> **Written problem**
Skip the pictures and repeat each line of the data exactly.

> **Entries provided**
========================
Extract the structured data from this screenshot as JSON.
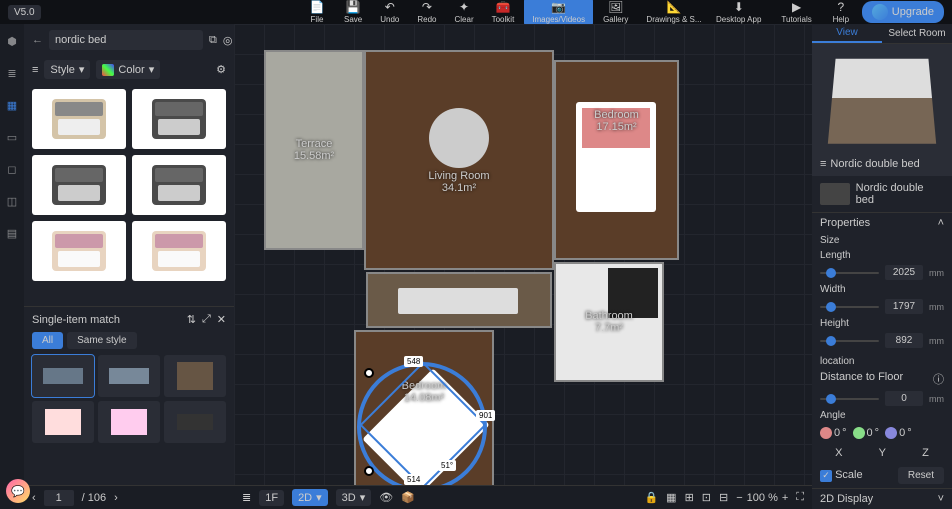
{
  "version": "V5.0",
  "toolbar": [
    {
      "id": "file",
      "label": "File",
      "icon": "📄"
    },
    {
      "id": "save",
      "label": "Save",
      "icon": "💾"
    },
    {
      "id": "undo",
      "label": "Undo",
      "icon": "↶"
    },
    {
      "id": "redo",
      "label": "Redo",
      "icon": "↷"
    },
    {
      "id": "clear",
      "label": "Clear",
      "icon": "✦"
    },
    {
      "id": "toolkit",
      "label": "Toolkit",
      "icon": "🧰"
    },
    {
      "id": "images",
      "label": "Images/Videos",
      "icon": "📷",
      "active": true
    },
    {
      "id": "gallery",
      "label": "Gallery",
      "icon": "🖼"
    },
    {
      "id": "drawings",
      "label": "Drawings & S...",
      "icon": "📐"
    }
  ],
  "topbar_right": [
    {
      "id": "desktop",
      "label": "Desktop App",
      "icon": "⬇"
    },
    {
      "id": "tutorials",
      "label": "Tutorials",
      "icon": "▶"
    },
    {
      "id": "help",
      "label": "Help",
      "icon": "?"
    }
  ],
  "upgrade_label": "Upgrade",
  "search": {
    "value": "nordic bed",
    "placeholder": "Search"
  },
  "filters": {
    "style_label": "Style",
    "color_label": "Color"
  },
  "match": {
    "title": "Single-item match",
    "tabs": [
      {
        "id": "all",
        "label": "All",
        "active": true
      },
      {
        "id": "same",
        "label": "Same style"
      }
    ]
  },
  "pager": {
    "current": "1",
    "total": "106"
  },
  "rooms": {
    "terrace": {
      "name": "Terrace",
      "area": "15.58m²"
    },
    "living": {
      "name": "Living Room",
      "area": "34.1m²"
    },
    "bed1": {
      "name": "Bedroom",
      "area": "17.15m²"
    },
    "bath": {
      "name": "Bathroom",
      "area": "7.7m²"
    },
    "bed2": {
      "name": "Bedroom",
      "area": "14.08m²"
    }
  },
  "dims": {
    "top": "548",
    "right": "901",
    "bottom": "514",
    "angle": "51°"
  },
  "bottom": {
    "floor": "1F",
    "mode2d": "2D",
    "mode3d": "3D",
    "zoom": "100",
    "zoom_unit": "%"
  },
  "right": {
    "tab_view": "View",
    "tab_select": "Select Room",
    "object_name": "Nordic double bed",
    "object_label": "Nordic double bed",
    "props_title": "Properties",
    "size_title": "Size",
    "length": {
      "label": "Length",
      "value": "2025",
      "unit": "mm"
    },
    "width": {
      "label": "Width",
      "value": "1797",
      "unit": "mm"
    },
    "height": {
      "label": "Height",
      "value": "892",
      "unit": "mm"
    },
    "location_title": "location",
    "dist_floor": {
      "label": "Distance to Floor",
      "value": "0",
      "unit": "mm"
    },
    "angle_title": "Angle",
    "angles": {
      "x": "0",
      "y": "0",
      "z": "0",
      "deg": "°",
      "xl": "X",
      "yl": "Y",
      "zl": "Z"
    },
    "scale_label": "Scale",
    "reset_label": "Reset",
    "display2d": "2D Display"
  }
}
========================
> **The reply**
Extract the structured data from this screenshot as JSON.
{
  "version": "V5.0",
  "toolbar": [
    {
      "id": "file",
      "label": "File",
      "icon": "📄"
    },
    {
      "id": "save",
      "label": "Save",
      "icon": "💾"
    },
    {
      "id": "undo",
      "label": "Undo",
      "icon": "↶"
    },
    {
      "id": "redo",
      "label": "Redo",
      "icon": "↷"
    },
    {
      "id": "clear",
      "label": "Clear",
      "icon": "✦"
    },
    {
      "id": "toolkit",
      "label": "Toolkit",
      "icon": "🧰"
    },
    {
      "id": "images",
      "label": "Images/Videos",
      "icon": "📷",
      "active": true
    },
    {
      "id": "gallery",
      "label": "Gallery",
      "icon": "🖼"
    },
    {
      "id": "drawings",
      "label": "Drawings & S...",
      "icon": "📐"
    }
  ],
  "topbar_right": [
    {
      "id": "desktop",
      "label": "Desktop App",
      "icon": "⬇"
    },
    {
      "id": "tutorials",
      "label": "Tutorials",
      "icon": "▶"
    },
    {
      "id": "help",
      "label": "Help",
      "icon": "?"
    }
  ],
  "upgrade_label": "Upgrade",
  "search": {
    "value": "nordic bed",
    "placeholder": "Search"
  },
  "filters": {
    "style_label": "Style",
    "color_label": "Color"
  },
  "match": {
    "title": "Single-item match",
    "tabs": [
      {
        "id": "all",
        "label": "All",
        "active": true
      },
      {
        "id": "same",
        "label": "Same style"
      }
    ]
  },
  "pager": {
    "current": "1",
    "total": "106"
  },
  "rooms": {
    "terrace": {
      "name": "Terrace",
      "area": "15.58m²"
    },
    "living": {
      "name": "Living Room",
      "area": "34.1m²"
    },
    "bed1": {
      "name": "Bedroom",
      "area": "17.15m²"
    },
    "bath": {
      "name": "Bathroom",
      "area": "7.7m²"
    },
    "bed2": {
      "name": "Bedroom",
      "area": "14.08m²"
    }
  },
  "dims": {
    "top": "548",
    "right": "901",
    "bottom": "514",
    "angle": "51°"
  },
  "bottom": {
    "floor": "1F",
    "mode2d": "2D",
    "mode3d": "3D",
    "zoom": "100",
    "zoom_unit": "%"
  },
  "right": {
    "tab_view": "View",
    "tab_select": "Select Room",
    "object_name": "Nordic double bed",
    "object_label": "Nordic double bed",
    "props_title": "Properties",
    "size_title": "Size",
    "length": {
      "label": "Length",
      "value": "2025",
      "unit": "mm"
    },
    "width": {
      "label": "Width",
      "value": "1797",
      "unit": "mm"
    },
    "height": {
      "label": "Height",
      "value": "892",
      "unit": "mm"
    },
    "location_title": "location",
    "dist_floor": {
      "label": "Distance to Floor",
      "value": "0",
      "unit": "mm"
    },
    "angle_title": "Angle",
    "angles": {
      "x": "0",
      "y": "0",
      "z": "0",
      "deg": "°",
      "xl": "X",
      "yl": "Y",
      "zl": "Z"
    },
    "scale_label": "Scale",
    "reset_label": "Reset",
    "display2d": "2D Display"
  }
}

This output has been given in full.